(DOCUMENT PASSAGE)

=== Begin Enclosure ===

Then there's the question of food. Up to now there were no standards. The government introduced new 'provisonal' limits for different foodstuffs. The limits for caesium are 200 bq/kg for water, milk and dairy products and 500 bq/kg for meat, fish and vegetables. If everything you ate or drank from five categories was up to the limit, you'd take in 5 mSv/yr from food - which is deemed safe. Obviously most of the food you eat is hopefully free of contamination but the standards are controversial. Is it safe for children to take 5 mSv a year from food? That's equivalent to 100 X rays so to the layperson it doesn't seem safe.

Wade Allison in his book Radiation and Safety argues that the ICRP level of 1 mSv/yr is far too low, and furthermore that this low level in itself creates fear. He accuses the ICRP of ignoring scientific evidence that shows that people can take a lot more radiation without showing ill effects. In particular he accuses the ICRP of using a linear method for their calculations. For example, if a 100 mSv dose increases the risk of cancer by 0.05%, then a 1 mSv dose will give one hundredth of this risk - a straight 45 degree rising line on a graph (if scale starts at 0 mSv, zero risk). He says this is not the case. Research on Hiroshima and Nagasaki victims and on rats show that people can take a lot of radiation with no increased risk at all. Only a high dose increases the risk when the line on the graph will suddenly jump up - an S-shape. He calls it the Non Linear Threshold. (Correction: Linear No Threshold. See Wikipedia for good explanation  Linear No Threshold Model) He also says the body is able to repair itself (that's why radiotherapy is given in small doses over time - one day being the repair time before the next dose).

=== End Enclosure ===

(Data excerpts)
=== Begin Enclosure ===

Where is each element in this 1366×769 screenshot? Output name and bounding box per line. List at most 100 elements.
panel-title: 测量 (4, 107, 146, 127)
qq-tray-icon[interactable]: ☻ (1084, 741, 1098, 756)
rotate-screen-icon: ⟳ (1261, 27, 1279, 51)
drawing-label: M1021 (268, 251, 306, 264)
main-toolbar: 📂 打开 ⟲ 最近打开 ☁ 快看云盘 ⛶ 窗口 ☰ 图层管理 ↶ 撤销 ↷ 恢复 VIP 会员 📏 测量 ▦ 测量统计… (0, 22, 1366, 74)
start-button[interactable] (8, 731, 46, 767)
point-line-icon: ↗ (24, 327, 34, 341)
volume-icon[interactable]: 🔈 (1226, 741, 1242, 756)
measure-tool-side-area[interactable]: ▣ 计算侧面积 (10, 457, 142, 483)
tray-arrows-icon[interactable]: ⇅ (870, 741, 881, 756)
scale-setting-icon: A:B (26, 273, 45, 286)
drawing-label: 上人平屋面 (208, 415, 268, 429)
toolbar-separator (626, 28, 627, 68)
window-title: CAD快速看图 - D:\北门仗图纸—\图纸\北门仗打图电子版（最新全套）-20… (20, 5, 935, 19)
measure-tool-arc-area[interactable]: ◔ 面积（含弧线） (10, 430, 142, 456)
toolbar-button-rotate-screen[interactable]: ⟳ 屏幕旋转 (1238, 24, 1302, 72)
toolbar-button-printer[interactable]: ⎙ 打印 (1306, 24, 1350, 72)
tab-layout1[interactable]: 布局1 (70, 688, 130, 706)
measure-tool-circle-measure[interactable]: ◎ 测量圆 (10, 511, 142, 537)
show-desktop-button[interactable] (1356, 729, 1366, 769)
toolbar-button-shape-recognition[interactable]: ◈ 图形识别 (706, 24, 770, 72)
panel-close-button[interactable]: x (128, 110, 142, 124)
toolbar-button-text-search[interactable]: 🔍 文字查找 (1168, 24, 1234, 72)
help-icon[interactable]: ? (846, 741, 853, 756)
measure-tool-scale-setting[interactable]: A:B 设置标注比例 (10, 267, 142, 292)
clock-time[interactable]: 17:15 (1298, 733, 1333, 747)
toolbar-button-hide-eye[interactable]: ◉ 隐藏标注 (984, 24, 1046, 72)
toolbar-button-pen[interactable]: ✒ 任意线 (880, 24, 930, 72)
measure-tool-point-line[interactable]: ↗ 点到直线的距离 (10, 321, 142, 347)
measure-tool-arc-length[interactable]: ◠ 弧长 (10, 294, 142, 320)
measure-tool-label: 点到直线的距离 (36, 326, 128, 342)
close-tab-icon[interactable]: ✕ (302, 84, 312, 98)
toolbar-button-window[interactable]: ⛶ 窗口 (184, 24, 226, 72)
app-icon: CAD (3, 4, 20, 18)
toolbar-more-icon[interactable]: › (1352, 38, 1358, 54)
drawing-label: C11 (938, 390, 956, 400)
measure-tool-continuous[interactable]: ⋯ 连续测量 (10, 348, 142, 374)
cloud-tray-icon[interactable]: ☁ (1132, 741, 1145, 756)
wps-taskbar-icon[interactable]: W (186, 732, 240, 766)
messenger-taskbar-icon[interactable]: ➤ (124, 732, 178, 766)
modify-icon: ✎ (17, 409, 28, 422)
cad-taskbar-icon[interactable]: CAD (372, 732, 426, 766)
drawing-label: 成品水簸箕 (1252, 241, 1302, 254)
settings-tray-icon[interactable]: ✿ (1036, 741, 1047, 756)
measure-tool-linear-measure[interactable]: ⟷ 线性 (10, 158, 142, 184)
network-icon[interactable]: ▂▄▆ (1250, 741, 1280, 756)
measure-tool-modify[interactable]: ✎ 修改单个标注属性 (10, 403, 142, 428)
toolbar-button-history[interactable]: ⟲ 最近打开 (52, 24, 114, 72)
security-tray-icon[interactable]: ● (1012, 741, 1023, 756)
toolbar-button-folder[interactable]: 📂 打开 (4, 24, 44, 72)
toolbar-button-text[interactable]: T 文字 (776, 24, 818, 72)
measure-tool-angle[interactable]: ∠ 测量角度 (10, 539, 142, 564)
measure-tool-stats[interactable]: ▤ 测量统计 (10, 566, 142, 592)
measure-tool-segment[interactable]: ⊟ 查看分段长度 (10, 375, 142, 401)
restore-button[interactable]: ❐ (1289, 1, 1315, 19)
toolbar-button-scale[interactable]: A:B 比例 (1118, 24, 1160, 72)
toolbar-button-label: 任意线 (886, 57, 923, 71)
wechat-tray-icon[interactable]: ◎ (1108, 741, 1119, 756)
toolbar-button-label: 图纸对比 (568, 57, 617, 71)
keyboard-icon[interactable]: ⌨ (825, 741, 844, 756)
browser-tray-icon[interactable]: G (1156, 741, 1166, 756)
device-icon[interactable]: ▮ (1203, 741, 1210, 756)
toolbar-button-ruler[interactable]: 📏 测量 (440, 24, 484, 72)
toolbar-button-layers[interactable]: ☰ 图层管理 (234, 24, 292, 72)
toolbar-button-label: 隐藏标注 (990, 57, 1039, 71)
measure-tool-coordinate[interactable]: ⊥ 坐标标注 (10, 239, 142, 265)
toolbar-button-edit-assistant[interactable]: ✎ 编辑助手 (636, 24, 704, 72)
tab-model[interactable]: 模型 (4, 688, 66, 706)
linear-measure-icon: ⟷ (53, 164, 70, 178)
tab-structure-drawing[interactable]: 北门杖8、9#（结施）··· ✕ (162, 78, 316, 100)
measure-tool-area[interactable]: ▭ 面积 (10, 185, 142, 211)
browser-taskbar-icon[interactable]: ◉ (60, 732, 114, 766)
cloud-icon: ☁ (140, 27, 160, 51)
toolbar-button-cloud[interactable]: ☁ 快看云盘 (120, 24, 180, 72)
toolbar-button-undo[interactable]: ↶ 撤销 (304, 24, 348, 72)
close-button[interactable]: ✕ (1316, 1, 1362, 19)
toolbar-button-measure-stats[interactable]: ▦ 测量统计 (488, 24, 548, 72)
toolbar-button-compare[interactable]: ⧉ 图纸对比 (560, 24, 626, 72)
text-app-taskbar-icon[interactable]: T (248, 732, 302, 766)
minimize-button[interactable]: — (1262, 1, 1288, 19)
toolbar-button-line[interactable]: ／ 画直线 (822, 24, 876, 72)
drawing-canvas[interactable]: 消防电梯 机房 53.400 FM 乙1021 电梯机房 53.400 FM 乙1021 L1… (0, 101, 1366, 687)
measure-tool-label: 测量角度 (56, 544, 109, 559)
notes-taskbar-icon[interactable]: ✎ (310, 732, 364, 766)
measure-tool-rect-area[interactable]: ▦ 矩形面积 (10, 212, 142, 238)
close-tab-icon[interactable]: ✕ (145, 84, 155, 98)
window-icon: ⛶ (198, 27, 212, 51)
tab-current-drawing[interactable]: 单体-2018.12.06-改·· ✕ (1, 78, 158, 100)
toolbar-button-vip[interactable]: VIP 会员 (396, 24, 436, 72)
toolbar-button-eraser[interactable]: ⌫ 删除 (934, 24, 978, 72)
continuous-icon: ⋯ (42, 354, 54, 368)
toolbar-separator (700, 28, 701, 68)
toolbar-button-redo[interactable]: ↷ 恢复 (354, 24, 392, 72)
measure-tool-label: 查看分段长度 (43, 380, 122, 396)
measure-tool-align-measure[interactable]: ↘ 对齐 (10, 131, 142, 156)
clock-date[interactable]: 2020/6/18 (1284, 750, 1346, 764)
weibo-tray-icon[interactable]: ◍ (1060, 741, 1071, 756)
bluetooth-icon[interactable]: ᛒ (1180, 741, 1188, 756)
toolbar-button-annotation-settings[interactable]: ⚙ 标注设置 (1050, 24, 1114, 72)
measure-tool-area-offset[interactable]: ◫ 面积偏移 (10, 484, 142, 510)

=== End Enclosure ===

(INSTRUCTIONS)
a) Please list each foodstuff named in the passage on radiation safety limits, along with the caesium limit the passage gives for it.
b) Resume the passage on radiation safety limits, starting right after its last sentence.

(RESPONSES FOR EACH TASK)
a)
- Water: 200 bq/kg
- Milk: 200 bq/kg
- Dairy products: 200 bq/kg
- Meat: 500 bq/kg
- Fish: 500 bq/kg
- Vegetables: 500 bq/kg

b)
He says that in 1951 a limit set by ICRP was 3 mSv per WEEK. In 1957 this was tightened to 5 mSv per YEAR for the public and 50 mSv for radiation workers. In 1990 these annual limits were reduced to the ones we have now, 1 mSv and 20 mSv respectively.  He also quotes bone cancer data from the luminous dial painters which show a whole-of-life threshold of 10,000 mSv. So he thinks 5,000 mSv per lifetime would be safe.

His conclusion is that climate change will wipe us ALL out so a relaxation in the limits for radiation and more nuclear power is on balance in everyone's interests. That was in 2009. I wonder what he thinks now?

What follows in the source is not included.